(Records)
_ _ _ _

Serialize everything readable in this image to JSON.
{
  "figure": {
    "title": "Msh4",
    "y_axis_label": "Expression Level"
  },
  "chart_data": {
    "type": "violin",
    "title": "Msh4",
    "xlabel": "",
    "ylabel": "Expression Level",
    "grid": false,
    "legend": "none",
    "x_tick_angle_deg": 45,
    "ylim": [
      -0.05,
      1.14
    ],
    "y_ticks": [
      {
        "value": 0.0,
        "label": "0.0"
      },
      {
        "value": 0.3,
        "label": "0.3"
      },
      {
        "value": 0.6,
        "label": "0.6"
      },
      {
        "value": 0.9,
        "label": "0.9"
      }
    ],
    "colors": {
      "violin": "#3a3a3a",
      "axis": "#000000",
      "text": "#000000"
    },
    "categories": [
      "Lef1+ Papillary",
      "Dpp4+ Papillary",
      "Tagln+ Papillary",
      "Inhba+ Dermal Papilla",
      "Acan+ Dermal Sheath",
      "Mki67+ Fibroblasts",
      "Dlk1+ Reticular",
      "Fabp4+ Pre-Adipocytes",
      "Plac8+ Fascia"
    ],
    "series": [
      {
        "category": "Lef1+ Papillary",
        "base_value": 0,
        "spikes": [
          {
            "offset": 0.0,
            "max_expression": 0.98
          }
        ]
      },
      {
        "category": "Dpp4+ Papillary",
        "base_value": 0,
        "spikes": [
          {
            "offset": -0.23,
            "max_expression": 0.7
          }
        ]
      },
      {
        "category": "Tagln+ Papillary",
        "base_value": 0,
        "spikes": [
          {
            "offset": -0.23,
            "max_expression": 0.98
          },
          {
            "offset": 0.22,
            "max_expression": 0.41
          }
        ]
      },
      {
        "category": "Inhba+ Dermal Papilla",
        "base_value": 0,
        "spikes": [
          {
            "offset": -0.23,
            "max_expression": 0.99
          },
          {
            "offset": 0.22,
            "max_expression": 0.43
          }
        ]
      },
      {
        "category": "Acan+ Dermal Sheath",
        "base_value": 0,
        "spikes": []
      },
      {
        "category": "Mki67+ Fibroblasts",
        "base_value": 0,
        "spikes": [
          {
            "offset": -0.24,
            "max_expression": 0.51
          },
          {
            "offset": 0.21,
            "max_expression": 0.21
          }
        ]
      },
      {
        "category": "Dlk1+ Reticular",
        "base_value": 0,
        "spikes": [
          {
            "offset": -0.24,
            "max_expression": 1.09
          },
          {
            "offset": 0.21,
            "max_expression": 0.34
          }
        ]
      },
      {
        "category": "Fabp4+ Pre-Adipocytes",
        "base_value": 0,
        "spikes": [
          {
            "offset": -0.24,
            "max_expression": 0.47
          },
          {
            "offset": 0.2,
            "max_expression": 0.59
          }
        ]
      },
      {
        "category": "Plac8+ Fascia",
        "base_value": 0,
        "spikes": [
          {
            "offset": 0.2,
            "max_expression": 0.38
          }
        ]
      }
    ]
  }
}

_ _ _ _

_Problem description_.
Gather from the entries above all lines that include the string "Fascia".

_Answer below_.
      "Plac8+ Fascia"
        "category": "Plac8+ Fascia",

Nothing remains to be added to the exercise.